§ Exercise goal
Collect the lines of the entries where "title" shows up.
** Start of Provided records **
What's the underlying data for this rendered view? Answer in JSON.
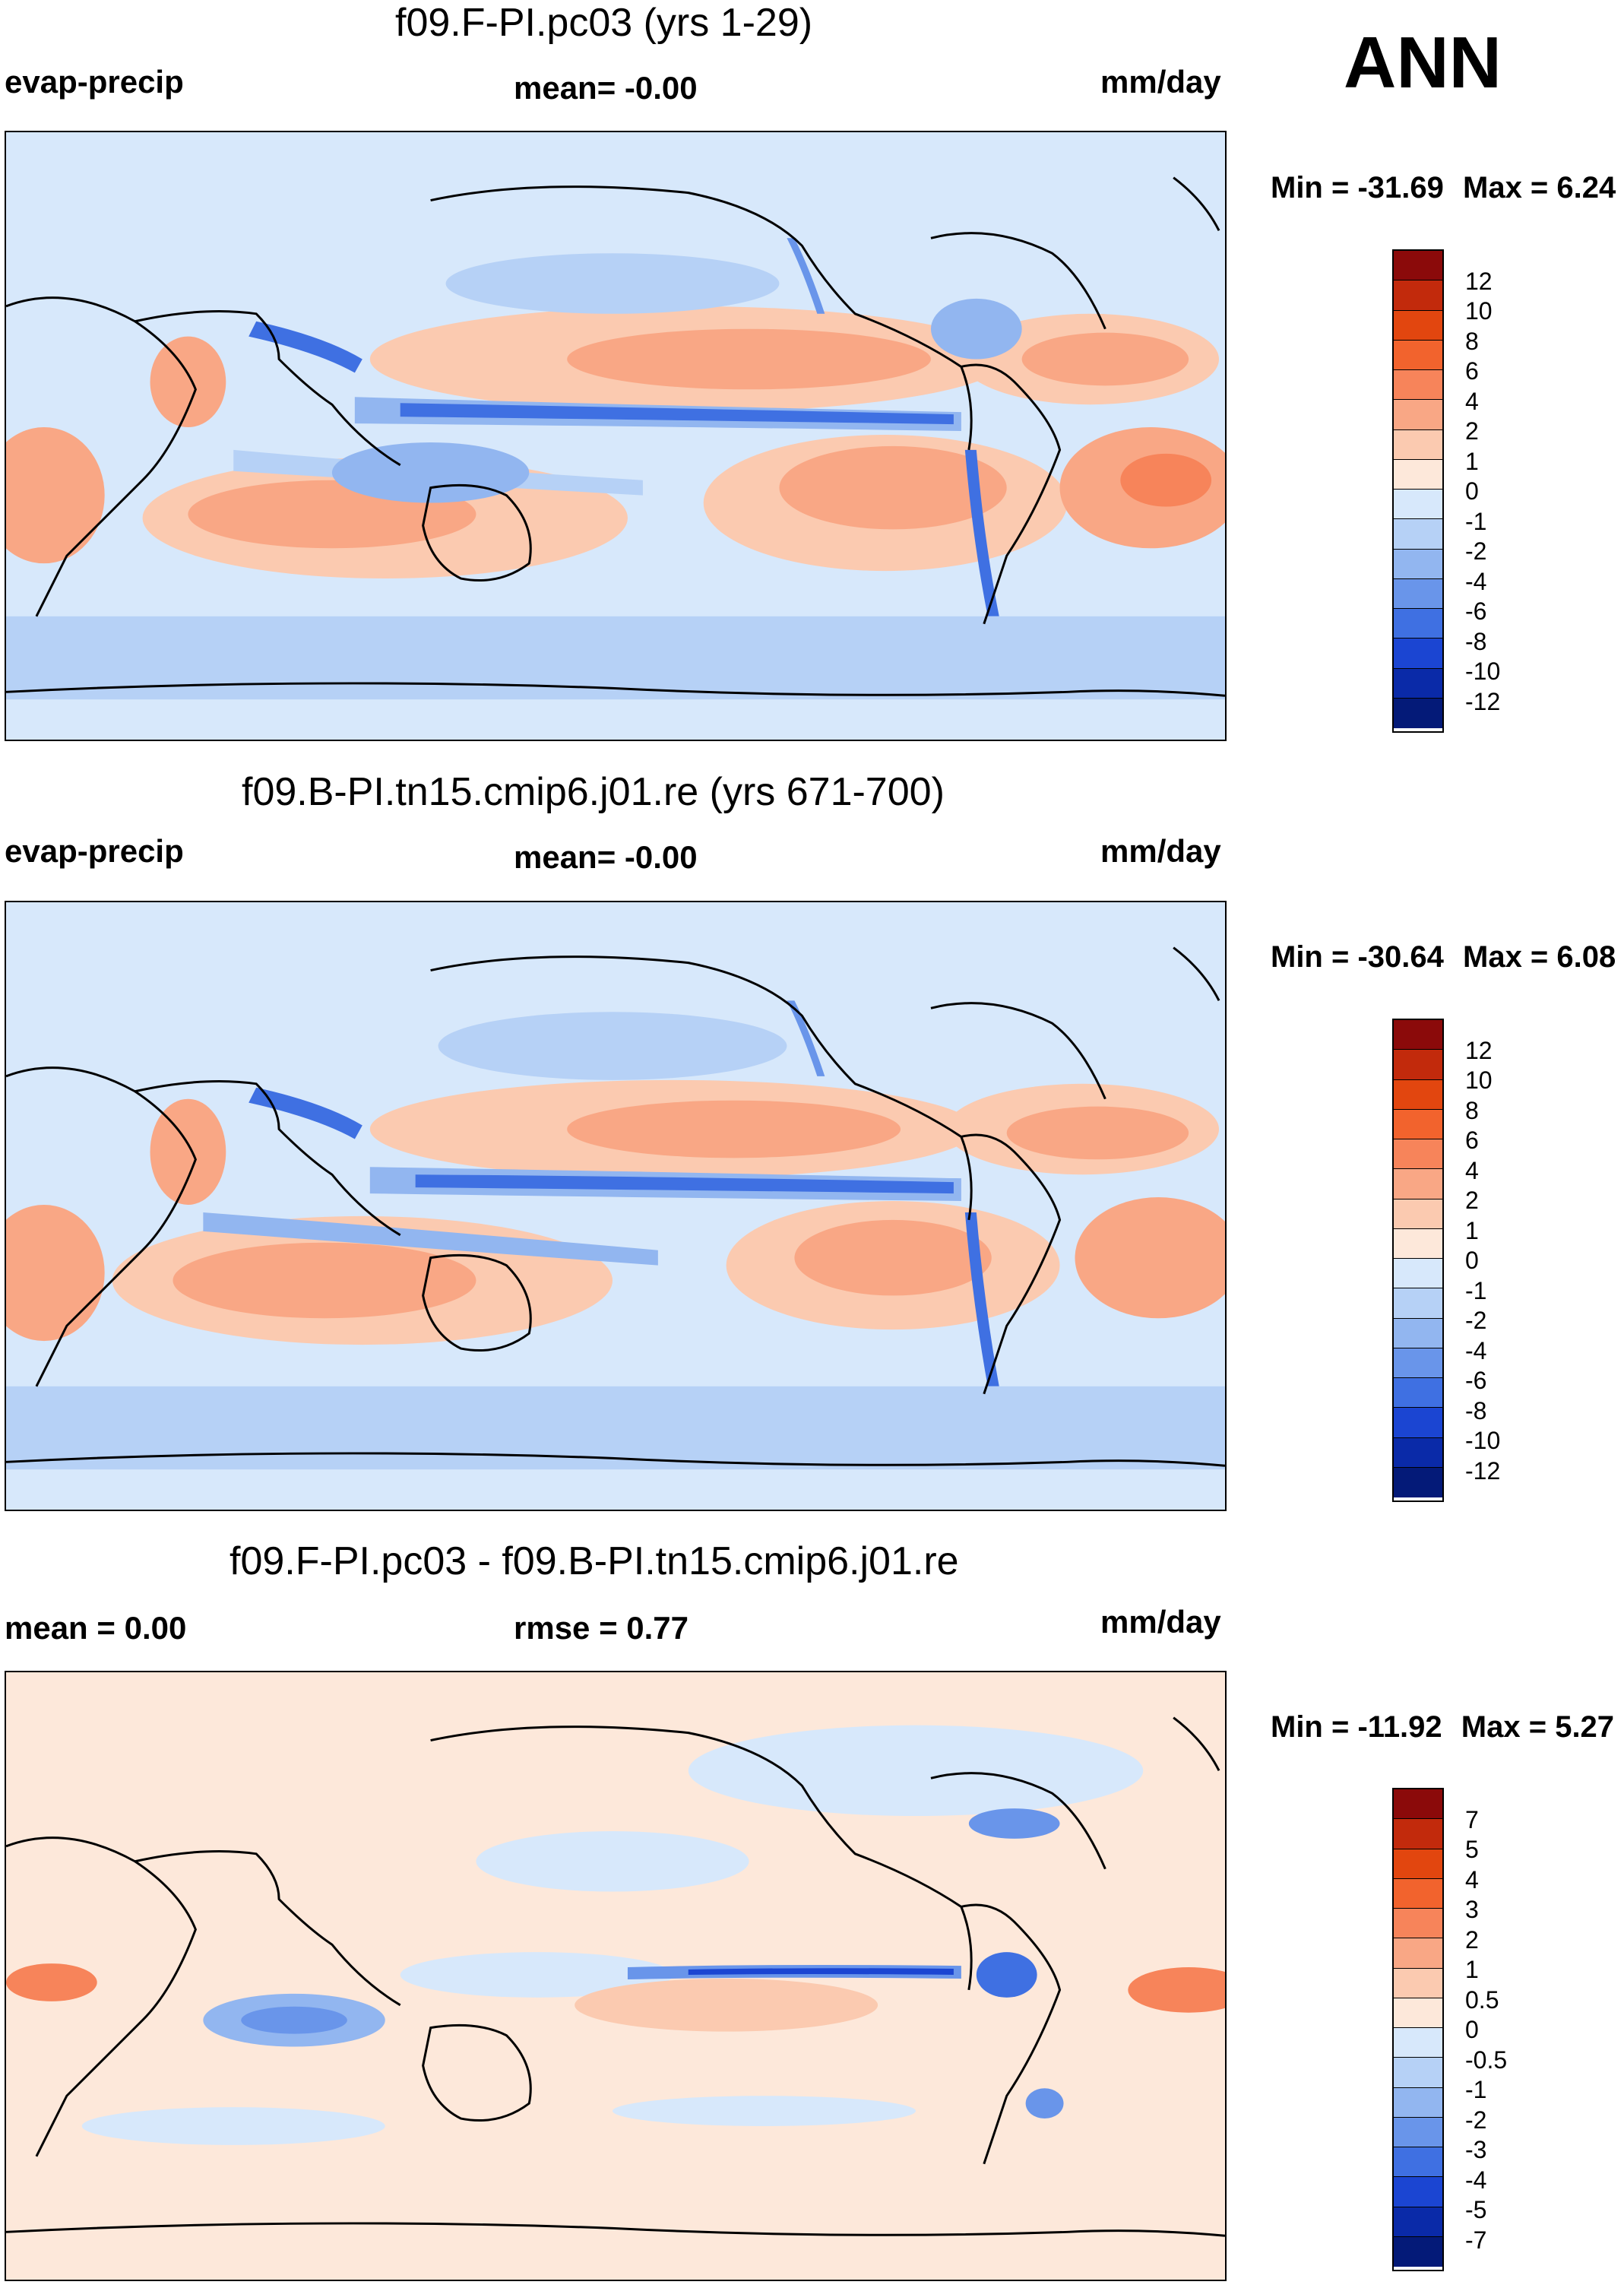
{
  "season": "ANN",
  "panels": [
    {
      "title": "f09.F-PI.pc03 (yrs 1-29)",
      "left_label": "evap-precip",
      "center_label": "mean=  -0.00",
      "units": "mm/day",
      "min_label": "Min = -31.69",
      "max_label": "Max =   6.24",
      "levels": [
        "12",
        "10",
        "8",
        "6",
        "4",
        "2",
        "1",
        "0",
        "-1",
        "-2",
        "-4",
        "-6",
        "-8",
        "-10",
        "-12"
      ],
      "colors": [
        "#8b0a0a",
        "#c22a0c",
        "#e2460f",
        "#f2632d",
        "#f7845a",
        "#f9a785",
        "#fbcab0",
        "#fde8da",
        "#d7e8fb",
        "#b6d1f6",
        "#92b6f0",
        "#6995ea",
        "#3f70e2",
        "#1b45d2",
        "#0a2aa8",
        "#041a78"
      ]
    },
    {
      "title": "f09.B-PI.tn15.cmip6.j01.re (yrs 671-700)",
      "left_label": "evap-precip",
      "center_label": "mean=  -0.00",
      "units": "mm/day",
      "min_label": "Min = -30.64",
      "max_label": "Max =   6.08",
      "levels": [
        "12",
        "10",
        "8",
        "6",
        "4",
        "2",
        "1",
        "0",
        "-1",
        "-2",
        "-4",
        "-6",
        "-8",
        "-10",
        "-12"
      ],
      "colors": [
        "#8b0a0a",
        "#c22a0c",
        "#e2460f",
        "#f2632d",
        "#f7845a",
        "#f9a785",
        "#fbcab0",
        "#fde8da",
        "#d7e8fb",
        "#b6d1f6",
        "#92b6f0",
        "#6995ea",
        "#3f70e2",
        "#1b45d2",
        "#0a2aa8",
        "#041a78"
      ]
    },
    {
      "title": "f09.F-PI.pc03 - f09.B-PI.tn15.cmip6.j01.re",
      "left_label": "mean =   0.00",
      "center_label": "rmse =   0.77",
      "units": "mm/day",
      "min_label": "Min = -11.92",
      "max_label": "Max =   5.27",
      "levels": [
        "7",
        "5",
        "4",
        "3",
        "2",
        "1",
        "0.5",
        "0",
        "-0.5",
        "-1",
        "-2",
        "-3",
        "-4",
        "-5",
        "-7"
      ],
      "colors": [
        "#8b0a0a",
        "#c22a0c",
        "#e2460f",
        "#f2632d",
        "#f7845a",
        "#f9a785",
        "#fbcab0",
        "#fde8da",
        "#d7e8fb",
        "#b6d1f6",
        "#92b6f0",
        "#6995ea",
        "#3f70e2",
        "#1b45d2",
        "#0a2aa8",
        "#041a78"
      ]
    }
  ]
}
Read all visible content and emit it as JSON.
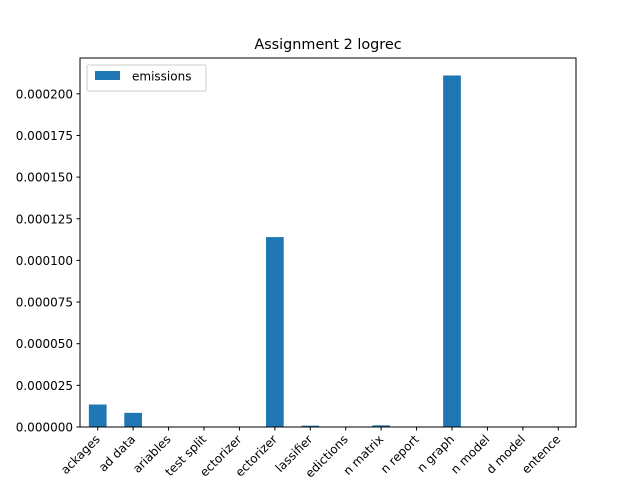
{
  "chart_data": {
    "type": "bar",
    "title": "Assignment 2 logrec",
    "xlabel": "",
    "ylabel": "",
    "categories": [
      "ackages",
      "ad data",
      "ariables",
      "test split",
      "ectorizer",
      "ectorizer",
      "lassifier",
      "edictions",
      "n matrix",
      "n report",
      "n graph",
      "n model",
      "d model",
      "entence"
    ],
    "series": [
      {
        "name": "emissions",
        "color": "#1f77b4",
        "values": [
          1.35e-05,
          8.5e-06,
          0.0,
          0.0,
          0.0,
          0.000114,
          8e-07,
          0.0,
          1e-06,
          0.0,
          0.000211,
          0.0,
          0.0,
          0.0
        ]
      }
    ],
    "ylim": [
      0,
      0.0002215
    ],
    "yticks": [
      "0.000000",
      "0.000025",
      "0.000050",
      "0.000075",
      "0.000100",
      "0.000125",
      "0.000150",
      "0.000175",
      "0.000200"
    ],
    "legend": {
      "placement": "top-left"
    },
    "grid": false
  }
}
** End of Provided records **
§ Solution below
      "title": "f09.F-PI.pc03 (yrs 1-29)",
      "title": "f09.B-PI.tn15.cmip6.j01.re (yrs 671-700)",
      "title": "f09.F-PI.pc03 - f09.B-PI.tn15.cmip6.j01.re",
    "title": "Assignment 2 logrec",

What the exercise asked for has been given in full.